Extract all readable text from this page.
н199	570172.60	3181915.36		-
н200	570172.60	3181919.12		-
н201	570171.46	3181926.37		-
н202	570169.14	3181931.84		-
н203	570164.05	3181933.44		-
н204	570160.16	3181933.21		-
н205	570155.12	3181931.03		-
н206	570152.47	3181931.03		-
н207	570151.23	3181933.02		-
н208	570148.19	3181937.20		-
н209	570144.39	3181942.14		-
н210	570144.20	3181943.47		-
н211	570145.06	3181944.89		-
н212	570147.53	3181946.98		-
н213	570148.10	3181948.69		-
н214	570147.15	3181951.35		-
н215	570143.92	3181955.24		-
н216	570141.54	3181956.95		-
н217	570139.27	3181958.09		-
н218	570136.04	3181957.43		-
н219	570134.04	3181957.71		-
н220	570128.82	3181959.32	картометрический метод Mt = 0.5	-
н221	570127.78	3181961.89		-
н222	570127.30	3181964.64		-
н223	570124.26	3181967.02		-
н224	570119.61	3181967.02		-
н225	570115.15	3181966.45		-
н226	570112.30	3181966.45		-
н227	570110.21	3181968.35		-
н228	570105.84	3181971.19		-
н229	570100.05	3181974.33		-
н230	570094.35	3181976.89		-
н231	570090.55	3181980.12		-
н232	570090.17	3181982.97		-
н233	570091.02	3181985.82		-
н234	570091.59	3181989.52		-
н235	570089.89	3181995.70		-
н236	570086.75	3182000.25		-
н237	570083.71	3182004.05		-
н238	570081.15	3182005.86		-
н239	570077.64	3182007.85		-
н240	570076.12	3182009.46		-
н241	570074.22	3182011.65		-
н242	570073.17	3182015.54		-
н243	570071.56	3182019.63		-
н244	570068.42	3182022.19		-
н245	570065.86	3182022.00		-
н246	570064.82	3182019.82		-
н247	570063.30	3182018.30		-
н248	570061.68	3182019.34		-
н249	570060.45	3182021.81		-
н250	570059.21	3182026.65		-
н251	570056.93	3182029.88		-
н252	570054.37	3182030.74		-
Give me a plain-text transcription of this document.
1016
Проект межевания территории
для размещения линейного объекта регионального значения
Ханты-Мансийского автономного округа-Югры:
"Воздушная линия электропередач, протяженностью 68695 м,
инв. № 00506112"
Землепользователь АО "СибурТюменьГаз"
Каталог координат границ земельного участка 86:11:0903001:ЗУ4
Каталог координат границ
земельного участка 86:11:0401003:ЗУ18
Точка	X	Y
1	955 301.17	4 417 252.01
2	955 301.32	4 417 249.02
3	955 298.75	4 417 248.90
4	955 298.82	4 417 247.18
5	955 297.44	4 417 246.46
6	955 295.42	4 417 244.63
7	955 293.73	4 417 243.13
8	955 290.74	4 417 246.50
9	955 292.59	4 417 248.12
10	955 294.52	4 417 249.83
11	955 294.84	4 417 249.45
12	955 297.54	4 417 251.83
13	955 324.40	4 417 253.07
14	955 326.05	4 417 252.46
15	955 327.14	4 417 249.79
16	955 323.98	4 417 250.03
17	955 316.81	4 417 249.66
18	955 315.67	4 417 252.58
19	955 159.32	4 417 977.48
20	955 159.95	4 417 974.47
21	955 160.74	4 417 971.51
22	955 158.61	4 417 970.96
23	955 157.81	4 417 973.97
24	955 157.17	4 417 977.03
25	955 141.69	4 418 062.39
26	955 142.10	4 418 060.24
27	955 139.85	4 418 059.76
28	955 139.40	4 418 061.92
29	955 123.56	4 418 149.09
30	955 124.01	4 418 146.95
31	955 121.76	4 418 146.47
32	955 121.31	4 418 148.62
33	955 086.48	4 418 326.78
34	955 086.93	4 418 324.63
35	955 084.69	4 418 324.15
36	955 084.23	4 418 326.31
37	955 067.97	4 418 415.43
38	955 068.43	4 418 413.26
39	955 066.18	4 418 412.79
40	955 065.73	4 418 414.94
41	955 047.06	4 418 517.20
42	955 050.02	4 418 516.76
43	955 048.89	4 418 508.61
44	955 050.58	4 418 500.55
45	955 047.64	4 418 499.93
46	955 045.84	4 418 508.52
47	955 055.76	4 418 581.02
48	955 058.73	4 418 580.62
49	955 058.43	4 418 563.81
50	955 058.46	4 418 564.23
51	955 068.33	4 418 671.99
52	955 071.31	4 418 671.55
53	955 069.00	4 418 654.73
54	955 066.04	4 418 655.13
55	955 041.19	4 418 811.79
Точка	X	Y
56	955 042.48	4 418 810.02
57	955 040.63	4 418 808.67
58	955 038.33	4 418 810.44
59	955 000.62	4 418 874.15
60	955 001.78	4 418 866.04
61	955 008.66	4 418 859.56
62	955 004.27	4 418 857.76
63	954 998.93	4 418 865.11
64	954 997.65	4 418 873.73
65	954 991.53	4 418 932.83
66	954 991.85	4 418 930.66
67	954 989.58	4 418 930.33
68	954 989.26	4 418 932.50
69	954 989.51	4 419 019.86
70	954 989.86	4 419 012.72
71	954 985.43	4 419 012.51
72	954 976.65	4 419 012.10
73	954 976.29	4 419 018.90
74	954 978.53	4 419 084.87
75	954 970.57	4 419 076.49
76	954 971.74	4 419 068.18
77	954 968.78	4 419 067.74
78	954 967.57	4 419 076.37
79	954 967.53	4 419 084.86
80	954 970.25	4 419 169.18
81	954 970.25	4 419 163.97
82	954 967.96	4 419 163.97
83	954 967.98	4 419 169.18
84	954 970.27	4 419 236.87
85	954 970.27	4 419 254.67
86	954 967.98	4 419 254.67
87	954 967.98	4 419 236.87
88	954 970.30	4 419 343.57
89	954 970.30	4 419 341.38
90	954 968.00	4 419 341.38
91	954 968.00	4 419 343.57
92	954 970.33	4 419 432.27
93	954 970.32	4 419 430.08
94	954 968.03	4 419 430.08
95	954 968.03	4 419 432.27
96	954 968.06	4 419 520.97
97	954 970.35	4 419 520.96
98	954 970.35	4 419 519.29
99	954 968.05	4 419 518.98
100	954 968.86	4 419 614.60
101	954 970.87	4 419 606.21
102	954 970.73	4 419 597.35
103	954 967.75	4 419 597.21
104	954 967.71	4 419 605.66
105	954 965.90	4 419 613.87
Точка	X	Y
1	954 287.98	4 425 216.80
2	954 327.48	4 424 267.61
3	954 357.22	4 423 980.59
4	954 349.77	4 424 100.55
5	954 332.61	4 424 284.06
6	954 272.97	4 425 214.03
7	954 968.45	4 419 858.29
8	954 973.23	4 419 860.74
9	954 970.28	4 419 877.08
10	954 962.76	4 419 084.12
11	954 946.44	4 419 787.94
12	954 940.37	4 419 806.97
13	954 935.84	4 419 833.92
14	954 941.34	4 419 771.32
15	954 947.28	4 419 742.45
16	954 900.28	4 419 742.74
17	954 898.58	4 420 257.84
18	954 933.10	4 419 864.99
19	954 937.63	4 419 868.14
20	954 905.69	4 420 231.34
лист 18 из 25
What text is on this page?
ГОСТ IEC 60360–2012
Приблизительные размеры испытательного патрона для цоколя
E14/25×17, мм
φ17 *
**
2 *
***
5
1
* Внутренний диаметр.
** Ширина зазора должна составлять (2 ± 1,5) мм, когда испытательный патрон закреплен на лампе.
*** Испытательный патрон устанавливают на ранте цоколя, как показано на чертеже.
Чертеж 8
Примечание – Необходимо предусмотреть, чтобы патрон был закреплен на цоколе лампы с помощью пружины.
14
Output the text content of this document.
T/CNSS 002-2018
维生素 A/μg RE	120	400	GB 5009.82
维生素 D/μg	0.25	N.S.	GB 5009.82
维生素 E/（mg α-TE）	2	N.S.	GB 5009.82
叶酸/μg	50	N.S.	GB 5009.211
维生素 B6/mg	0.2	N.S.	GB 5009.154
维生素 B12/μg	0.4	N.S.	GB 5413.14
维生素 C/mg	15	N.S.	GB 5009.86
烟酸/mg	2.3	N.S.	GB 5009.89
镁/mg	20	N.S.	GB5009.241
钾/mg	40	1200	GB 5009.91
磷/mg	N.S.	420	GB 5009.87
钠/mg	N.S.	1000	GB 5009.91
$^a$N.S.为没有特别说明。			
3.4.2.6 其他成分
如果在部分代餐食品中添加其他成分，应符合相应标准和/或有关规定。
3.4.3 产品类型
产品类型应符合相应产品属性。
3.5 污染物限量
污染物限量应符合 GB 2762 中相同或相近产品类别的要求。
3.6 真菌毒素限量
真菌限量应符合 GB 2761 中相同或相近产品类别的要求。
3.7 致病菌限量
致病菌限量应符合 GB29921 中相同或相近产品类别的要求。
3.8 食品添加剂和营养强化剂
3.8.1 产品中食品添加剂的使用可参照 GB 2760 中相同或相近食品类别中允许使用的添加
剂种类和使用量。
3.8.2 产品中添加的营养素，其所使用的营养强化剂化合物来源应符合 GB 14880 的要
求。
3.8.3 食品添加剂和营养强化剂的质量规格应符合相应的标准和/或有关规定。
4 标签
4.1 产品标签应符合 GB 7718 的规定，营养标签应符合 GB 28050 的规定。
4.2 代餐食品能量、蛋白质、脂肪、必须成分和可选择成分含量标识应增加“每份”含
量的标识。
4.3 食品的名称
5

**What you need to do**
Gather up every line from the listing above in which the word "text" occurs.

**Solved problem**
Extract all readable text from this page.
Give me a plain-text transcription of this document.
What text is on this page?
Output the text content of this document.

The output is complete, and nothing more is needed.